= Given request =
Please give the data below again in full, exactly as it stands.

= Task data =

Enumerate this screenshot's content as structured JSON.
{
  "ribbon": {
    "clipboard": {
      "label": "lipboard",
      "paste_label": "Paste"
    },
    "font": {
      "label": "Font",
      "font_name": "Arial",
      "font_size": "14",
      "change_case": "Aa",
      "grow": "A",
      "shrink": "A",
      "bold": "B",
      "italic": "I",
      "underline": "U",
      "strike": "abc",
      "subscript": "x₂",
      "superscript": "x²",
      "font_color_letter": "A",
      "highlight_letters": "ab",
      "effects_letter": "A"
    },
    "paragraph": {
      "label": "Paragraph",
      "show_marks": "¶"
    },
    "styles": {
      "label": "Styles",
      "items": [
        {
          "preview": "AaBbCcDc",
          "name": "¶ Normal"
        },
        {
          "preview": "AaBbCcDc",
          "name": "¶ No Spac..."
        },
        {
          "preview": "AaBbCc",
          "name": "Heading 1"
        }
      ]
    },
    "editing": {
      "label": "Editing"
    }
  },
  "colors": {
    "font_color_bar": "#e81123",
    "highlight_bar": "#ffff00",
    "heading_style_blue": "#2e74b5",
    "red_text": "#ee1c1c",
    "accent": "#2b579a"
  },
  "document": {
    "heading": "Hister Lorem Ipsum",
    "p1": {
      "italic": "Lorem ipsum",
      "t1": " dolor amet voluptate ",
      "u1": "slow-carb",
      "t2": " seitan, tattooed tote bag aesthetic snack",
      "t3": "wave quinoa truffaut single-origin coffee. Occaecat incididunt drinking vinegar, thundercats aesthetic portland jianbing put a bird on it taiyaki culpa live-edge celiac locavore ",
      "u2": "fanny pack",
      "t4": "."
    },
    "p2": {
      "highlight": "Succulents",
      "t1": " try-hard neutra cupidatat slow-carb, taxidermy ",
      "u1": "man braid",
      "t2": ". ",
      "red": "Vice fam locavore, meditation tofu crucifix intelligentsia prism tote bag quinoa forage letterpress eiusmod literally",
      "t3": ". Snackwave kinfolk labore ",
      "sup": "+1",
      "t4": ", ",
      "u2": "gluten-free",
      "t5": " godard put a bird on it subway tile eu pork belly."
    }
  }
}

= Response to this exercise =
Enumerate this screenshot's content as structured JSON.
{
  "ribbon": {
    "clipboard": {
      "label": "lipboard",
      "paste_label": "Paste"
    },
    "font": {
      "label": "Font",
      "font_name": "Arial",
      "font_size": "14",
      "change_case": "Aa",
      "grow": "A",
      "shrink": "A",
      "bold": "B",
      "italic": "I",
      "underline": "U",
      "strike": "abc",
      "subscript": "x₂",
      "superscript": "x²",
      "font_color_letter": "A",
      "highlight_letters": "ab",
      "effects_letter": "A"
    },
    "paragraph": {
      "label": "Paragraph",
      "show_marks": "¶"
    },
    "styles": {
      "label": "Styles",
      "items": [
        {
          "preview": "AaBbCcDc",
          "name": "¶ Normal"
        },
        {
          "preview": "AaBbCcDc",
          "name": "¶ No Spac..."
        },
        {
          "preview": "AaBbCc",
          "name": "Heading 1"
        }
      ]
    },
    "editing": {
      "label": "Editing"
    }
  },
  "colors": {
    "font_color_bar": "#e81123",
    "highlight_bar": "#ffff00",
    "heading_style_blue": "#2e74b5",
    "red_text": "#ee1c1c",
    "accent": "#2b579a"
  },
  "document": {
    "heading": "Hister Lorem Ipsum",
    "p1": {
      "italic": "Lorem ipsum",
      "t1": " dolor amet voluptate ",
      "u1": "slow-carb",
      "t2": " seitan, tattooed tote bag aesthetic snack",
      "t3": "wave quinoa truffaut single-origin coffee. Occaecat incididunt drinking vinegar, thundercats aesthetic portland jianbing put a bird on it taiyaki culpa live-edge celiac locavore ",
      "u2": "fanny pack",
      "t4": "."
    },
    "p2": {
      "highlight": "Succulents",
      "t1": " try-hard neutra cupidatat slow-carb, taxidermy ",
      "u1": "man braid",
      "t2": ". ",
      "red": "Vice fam locavore, meditation tofu crucifix intelligentsia prism tote bag quinoa forage letterpress eiusmod literally",
      "t3": ". Snackwave kinfolk labore ",
      "sup": "+1",
      "t4": ", ",
      "u2": "gluten-free",
      "t5": " godard put a bird on it subway tile eu pork belly."
    }
  }
}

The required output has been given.